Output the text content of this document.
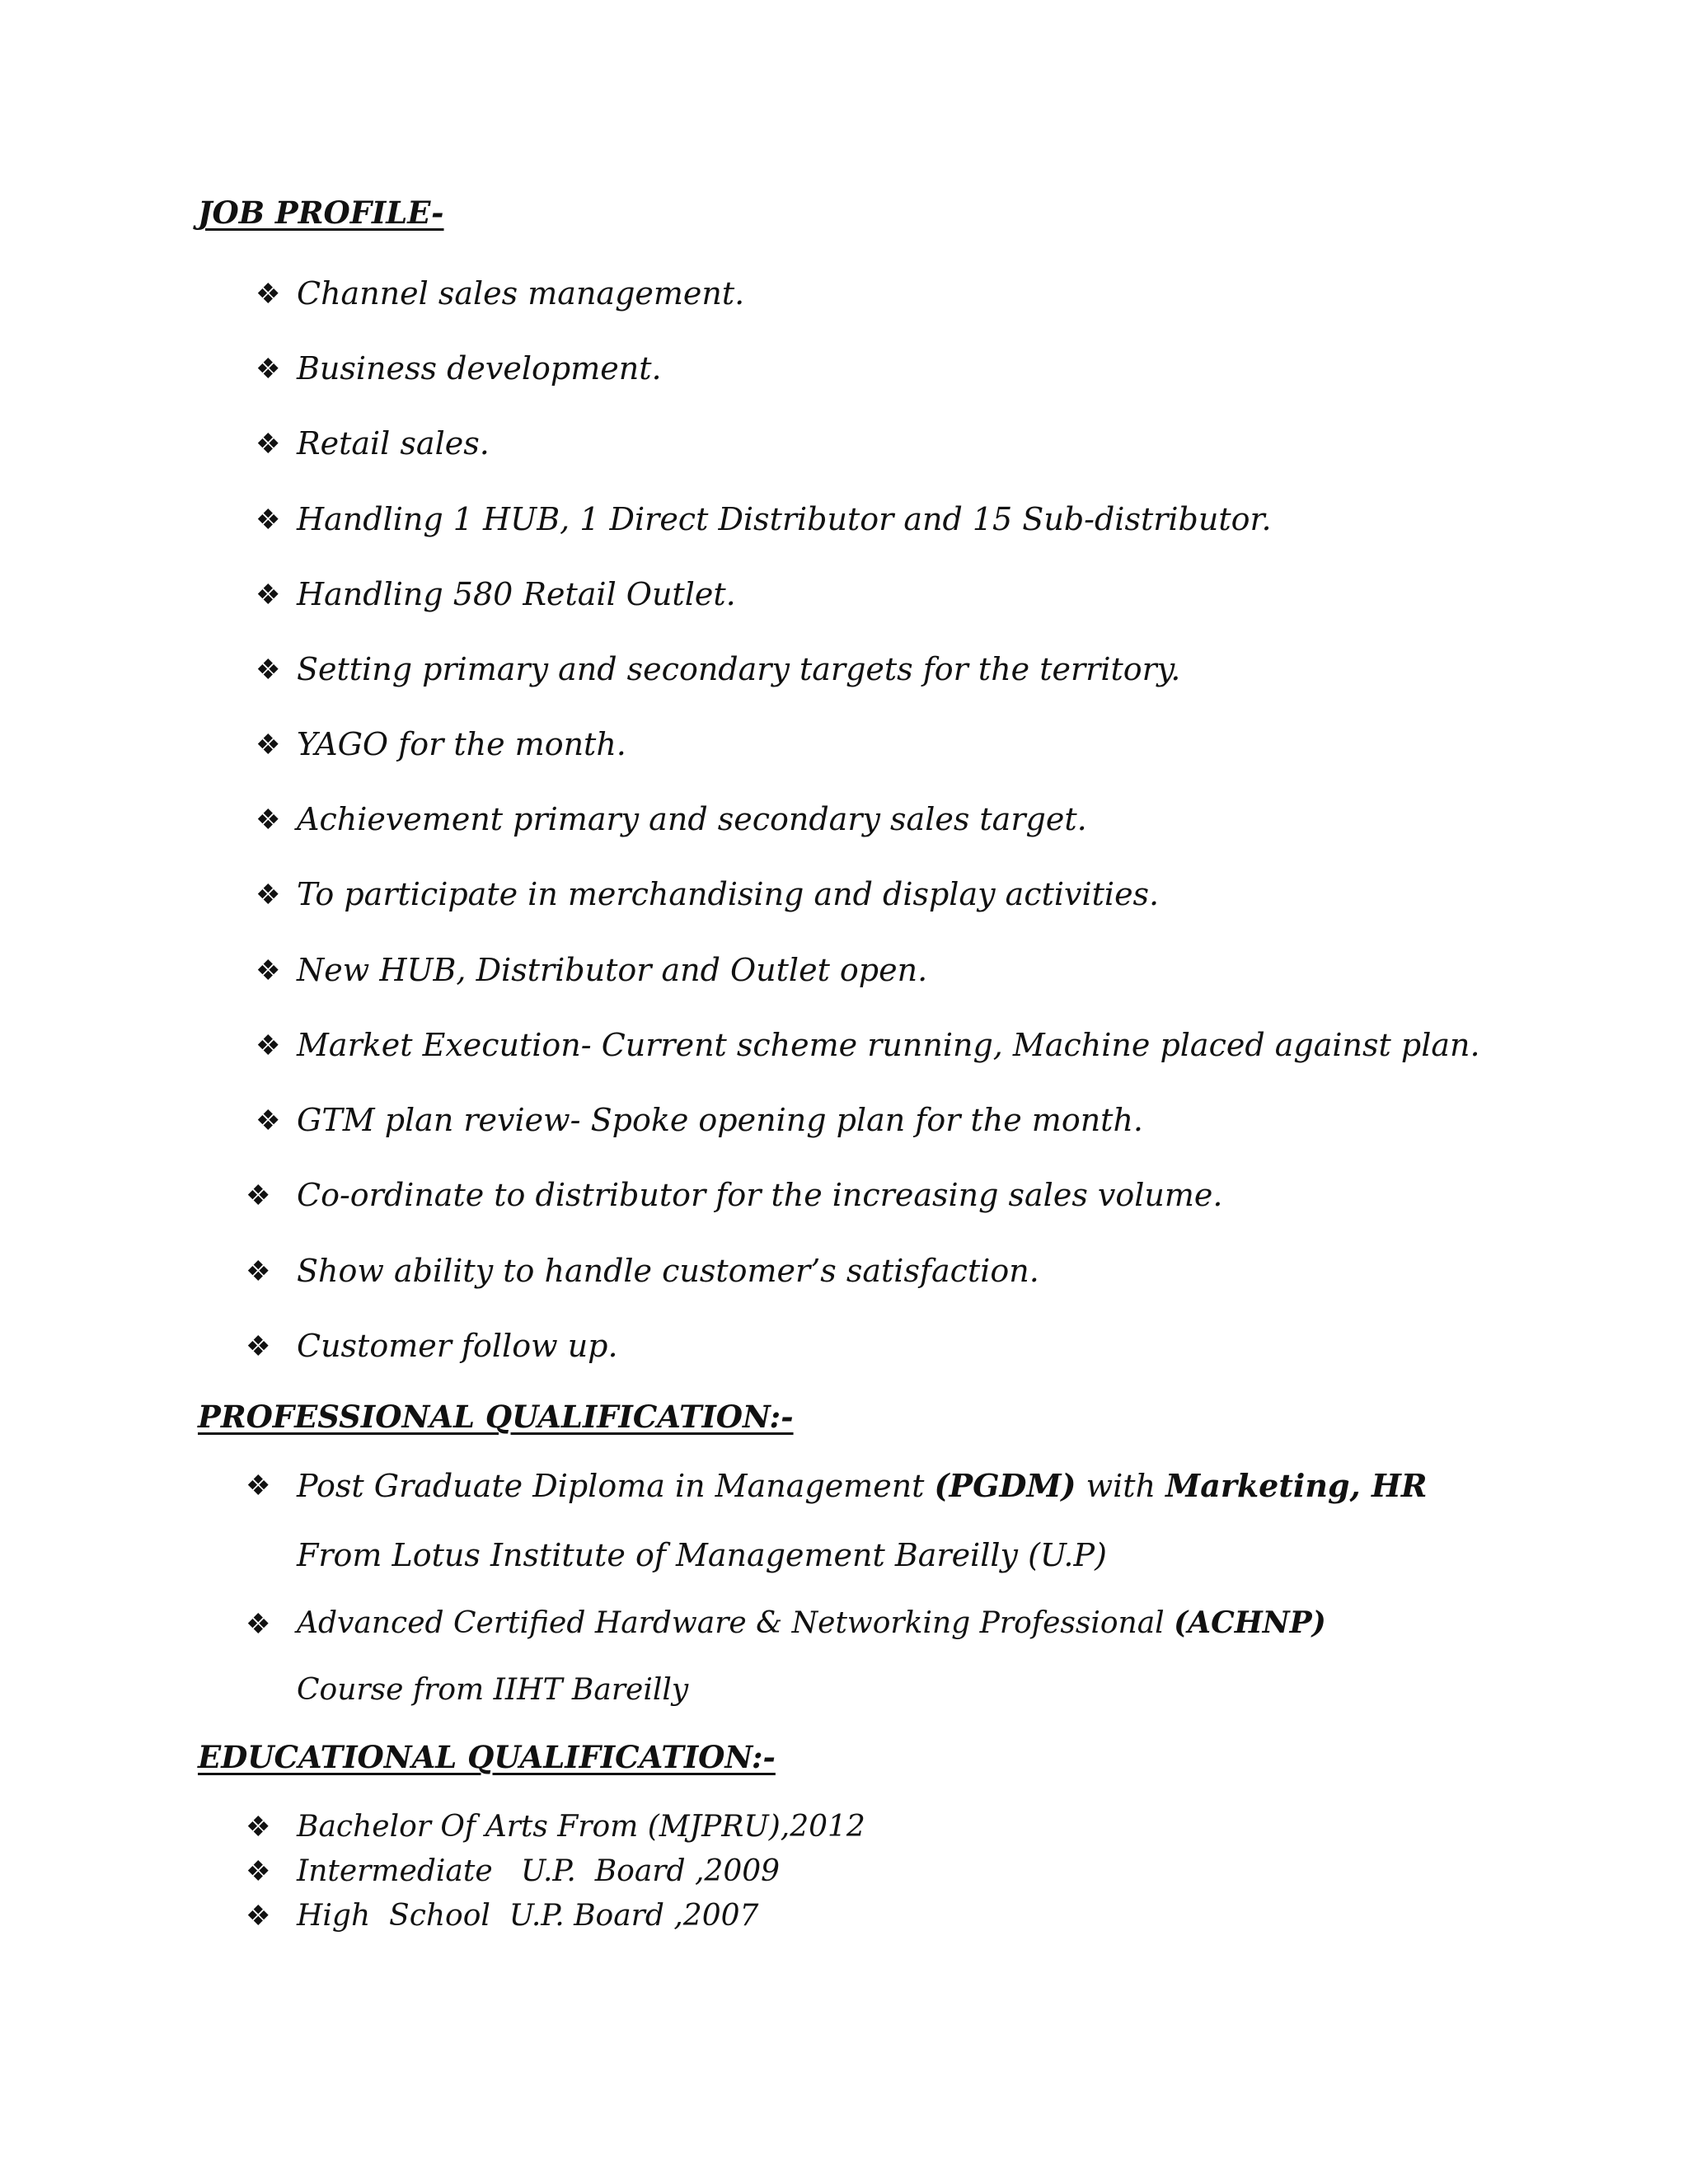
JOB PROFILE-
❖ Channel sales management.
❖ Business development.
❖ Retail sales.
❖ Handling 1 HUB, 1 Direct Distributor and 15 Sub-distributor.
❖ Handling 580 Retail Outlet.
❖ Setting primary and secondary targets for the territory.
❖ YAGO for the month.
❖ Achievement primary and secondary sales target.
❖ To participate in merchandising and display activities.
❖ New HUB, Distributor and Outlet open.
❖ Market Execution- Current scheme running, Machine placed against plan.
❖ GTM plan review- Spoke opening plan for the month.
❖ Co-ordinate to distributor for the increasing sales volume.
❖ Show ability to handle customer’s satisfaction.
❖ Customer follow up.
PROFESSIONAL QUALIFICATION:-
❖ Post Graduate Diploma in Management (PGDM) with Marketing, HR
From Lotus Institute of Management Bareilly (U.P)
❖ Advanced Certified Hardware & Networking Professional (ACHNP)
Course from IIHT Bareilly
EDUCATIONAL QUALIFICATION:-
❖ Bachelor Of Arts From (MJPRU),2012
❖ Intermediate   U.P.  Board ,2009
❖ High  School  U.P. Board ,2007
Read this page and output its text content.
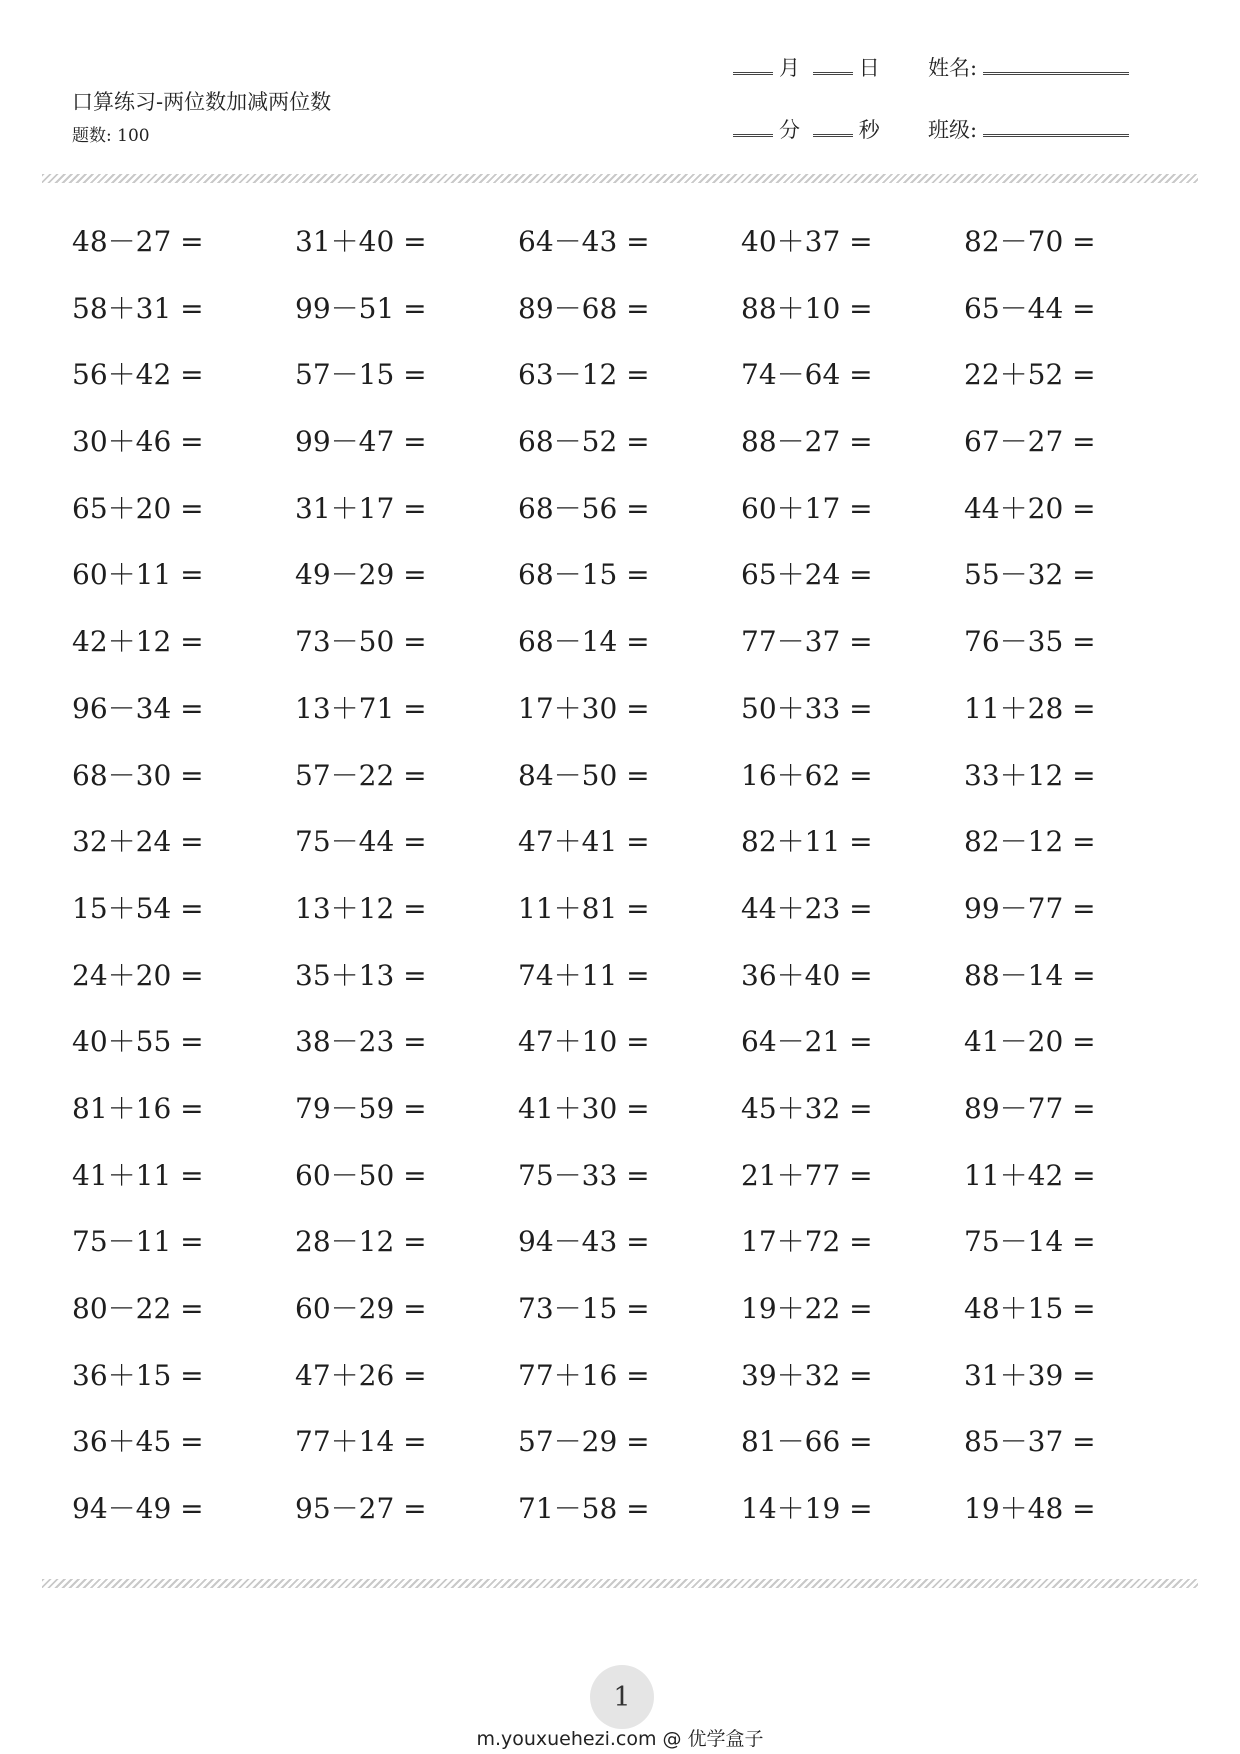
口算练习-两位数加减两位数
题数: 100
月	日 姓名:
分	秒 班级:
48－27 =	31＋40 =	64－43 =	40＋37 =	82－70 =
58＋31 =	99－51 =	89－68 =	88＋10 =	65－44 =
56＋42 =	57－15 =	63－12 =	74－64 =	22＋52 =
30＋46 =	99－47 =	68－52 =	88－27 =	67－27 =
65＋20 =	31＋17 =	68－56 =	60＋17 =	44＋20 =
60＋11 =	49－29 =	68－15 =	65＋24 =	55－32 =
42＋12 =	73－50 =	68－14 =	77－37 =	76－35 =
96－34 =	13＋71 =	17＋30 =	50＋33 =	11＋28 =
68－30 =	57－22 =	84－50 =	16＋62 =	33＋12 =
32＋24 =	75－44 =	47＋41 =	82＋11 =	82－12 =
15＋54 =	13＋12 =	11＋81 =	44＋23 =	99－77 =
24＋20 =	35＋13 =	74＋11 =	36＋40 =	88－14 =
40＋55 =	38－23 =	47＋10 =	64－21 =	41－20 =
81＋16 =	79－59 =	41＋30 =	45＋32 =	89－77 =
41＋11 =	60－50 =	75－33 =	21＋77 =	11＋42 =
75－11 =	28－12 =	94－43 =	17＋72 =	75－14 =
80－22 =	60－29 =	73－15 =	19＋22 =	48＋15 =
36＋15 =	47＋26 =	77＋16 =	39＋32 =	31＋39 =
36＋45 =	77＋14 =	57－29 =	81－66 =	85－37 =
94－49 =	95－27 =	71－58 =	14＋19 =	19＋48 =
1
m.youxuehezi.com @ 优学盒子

* * *

Exercise task:
Your task is to reproduce all of the material exactly. The pictures stay out.

The result:
Output the text content of this document.
JOB PROFILE-
❖ Channel sales management.
❖ Business development.
❖ Retail sales.
❖ Handling 1 HUB, 1 Direct Distributor and 15 Sub-distributor.
❖ Handling 580 Retail Outlet.
❖ Setting primary and secondary targets for the territory.
❖ YAGO for the month.
❖ Achievement primary and secondary sales target.
❖ To participate in merchandising and display activities.
❖ New HUB, Distributor and Outlet open.
❖ Market Execution- Current scheme running, Machine placed against plan.
❖ GTM plan review- Spoke opening plan for the month.
❖ Co-ordinate to distributor for the increasing sales volume.
❖ Show ability to handle customer’s satisfaction.
❖ Customer follow up.
PROFESSIONAL QUALIFICATION:-
❖ Post Graduate Diploma in Management (PGDM) with Marketing, HR
From Lotus Institute of Management Bareilly (U.P)
❖ Advanced Certified Hardware & Networking Professional (ACHNP)
Course from IIHT Bareilly
EDUCATIONAL QUALIFICATION:-
❖ Bachelor Of Arts From (MJPRU),2012
❖ Intermediate   U.P.  Board ,2009
❖ High  School  U.P. Board ,2007
Read this page and output its text content.
口算练习-两位数加减两位数
题数: 100
月	日 姓名:
分	秒 班级:
48－27 =	31＋40 =	64－43 =	40＋37 =	82－70 =
58＋31 =	99－51 =	89－68 =	88＋10 =	65－44 =
56＋42 =	57－15 =	63－12 =	74－64 =	22＋52 =
30＋46 =	99－47 =	68－52 =	88－27 =	67－27 =
65＋20 =	31＋17 =	68－56 =	60＋17 =	44＋20 =
60＋11 =	49－29 =	68－15 =	65＋24 =	55－32 =
42＋12 =	73－50 =	68－14 =	77－37 =	76－35 =
96－34 =	13＋71 =	17＋30 =	50＋33 =	11＋28 =
68－30 =	57－22 =	84－50 =	16＋62 =	33＋12 =
32＋24 =	75－44 =	47＋41 =	82＋11 =	82－12 =
15＋54 =	13＋12 =	11＋81 =	44＋23 =	99－77 =
24＋20 =	35＋13 =	74＋11 =	36＋40 =	88－14 =
40＋55 =	38－23 =	47＋10 =	64－21 =	41－20 =
81＋16 =	79－59 =	41＋30 =	45＋32 =	89－77 =
41＋11 =	60－50 =	75－33 =	21＋77 =	11＋42 =
75－11 =	28－12 =	94－43 =	17＋72 =	75－14 =
80－22 =	60－29 =	73－15 =	19＋22 =	48＋15 =
36＋15 =	47＋26 =	77＋16 =	39＋32 =	31＋39 =
36＋45 =	77＋14 =	57－29 =	81－66 =	85－37 =
94－49 =	95－27 =	71－58 =	14＋19 =	19＋48 =
1
m.youxuehezi.com @ 优学盒子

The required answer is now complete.